Chart and figure data
┄┄┄┄┄┄┄┄┄┄┄┄┄┄┄┄┄┄┄┄

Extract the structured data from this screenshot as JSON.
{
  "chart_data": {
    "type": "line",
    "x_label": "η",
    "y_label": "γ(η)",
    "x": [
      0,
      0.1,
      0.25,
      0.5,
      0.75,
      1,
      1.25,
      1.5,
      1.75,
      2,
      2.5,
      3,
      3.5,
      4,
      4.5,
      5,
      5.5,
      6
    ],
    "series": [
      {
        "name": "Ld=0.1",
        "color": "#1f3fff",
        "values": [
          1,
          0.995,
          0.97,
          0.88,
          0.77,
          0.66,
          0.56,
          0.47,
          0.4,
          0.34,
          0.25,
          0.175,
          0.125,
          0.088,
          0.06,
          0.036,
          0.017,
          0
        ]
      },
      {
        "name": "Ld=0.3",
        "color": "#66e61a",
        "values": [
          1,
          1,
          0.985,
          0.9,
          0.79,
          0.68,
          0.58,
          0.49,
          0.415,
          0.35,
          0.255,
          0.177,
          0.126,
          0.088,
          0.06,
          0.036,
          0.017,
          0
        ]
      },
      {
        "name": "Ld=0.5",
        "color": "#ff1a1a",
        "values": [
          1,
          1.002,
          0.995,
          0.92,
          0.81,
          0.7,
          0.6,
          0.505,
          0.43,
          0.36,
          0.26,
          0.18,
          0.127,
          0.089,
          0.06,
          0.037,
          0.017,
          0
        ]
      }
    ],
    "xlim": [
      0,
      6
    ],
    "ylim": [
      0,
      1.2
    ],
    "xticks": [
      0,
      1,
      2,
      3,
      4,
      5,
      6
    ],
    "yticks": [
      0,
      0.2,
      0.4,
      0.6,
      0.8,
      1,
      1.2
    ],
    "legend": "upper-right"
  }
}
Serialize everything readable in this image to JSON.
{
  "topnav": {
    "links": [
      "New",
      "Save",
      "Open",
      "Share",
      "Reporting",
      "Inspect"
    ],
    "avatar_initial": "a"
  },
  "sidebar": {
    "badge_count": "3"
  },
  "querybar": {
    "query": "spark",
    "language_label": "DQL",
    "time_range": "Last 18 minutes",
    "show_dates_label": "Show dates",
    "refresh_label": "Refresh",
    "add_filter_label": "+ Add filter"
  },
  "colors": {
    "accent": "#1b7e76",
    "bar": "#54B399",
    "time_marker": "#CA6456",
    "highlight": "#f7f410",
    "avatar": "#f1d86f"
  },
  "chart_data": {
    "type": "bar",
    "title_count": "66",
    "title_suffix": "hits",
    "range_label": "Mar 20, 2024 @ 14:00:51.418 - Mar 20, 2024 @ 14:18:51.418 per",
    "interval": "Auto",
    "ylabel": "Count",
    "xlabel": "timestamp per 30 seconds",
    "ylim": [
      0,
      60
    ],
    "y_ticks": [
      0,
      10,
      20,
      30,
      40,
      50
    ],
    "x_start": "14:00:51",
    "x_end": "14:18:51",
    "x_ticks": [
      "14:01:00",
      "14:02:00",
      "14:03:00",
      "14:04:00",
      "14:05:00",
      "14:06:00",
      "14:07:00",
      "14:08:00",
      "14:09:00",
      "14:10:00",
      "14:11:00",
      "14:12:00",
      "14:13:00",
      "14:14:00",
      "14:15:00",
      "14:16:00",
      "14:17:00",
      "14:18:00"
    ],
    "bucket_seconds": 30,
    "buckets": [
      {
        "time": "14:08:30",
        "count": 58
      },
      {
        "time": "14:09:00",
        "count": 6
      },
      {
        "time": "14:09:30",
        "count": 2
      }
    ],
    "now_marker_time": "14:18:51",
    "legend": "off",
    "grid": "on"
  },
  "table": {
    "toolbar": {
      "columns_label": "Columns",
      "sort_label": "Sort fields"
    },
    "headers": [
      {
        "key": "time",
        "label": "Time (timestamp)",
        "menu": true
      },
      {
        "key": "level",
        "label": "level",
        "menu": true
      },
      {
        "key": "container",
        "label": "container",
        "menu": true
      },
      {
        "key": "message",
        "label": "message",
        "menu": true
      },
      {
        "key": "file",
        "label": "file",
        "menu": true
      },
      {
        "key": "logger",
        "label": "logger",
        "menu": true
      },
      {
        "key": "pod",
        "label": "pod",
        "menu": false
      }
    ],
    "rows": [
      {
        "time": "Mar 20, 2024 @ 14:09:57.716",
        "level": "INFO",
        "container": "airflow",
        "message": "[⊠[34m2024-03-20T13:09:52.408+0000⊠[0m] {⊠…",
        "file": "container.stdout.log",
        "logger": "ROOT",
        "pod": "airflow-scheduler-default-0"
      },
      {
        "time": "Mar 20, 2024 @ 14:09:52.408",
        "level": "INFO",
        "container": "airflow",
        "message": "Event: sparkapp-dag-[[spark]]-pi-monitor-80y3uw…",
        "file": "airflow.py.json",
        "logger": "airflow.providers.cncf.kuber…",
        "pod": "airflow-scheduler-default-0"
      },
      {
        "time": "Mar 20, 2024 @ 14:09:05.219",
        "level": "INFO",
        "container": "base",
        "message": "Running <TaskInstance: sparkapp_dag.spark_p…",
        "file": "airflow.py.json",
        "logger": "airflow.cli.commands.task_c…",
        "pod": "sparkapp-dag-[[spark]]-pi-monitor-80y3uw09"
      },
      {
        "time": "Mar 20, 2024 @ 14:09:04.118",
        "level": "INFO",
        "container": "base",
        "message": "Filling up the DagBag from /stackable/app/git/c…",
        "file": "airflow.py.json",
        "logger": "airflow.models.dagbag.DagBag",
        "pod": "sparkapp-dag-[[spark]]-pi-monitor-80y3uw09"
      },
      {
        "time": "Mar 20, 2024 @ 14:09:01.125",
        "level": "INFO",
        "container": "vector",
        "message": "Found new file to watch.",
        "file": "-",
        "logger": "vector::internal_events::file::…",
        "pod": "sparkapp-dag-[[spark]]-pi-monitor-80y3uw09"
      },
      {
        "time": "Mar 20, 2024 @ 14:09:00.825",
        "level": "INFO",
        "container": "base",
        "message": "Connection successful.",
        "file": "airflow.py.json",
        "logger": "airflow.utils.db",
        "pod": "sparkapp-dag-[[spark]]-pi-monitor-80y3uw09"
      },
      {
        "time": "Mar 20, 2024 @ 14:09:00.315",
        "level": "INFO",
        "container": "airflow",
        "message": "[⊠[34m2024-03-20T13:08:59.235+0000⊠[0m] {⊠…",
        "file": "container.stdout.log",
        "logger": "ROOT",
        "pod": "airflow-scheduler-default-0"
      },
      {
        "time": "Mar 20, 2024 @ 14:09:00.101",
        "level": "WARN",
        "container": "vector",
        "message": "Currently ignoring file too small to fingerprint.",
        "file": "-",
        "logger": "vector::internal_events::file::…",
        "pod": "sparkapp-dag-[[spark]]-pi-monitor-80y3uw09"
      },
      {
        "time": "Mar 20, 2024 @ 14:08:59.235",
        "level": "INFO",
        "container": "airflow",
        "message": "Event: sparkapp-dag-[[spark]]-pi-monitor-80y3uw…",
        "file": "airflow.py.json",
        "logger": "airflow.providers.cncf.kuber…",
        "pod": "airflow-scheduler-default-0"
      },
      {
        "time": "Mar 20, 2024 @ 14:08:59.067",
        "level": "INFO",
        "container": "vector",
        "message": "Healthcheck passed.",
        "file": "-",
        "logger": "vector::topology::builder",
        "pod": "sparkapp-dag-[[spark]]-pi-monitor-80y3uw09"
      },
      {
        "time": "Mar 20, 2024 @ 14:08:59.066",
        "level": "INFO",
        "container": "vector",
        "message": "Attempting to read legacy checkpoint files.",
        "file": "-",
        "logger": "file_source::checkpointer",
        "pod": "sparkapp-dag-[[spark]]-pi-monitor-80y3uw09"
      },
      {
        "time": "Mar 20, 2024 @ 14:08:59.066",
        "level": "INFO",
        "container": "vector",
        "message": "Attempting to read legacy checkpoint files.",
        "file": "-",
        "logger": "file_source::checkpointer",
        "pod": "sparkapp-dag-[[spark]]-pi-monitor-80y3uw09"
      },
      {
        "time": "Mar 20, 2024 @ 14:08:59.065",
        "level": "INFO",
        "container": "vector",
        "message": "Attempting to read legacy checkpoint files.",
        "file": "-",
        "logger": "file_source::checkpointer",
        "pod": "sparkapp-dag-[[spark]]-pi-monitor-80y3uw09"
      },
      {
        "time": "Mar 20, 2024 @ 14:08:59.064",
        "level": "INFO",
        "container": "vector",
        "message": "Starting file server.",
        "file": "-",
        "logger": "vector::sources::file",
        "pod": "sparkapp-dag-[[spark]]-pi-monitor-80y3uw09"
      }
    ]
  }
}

┄┄┄┄┄┄┄┄┄┄┄┄┄┄┄┄┄┄┄┄

* **EXERCISE DIRECTIONS**
Find each line holding the word "DagBag" and copy it.

* **COMPLETE RESPONSE**
        "message": "Filling up the DagBag from /stackable/app/git/c…",
        "logger": "airflow.models.dagbag.DagBag",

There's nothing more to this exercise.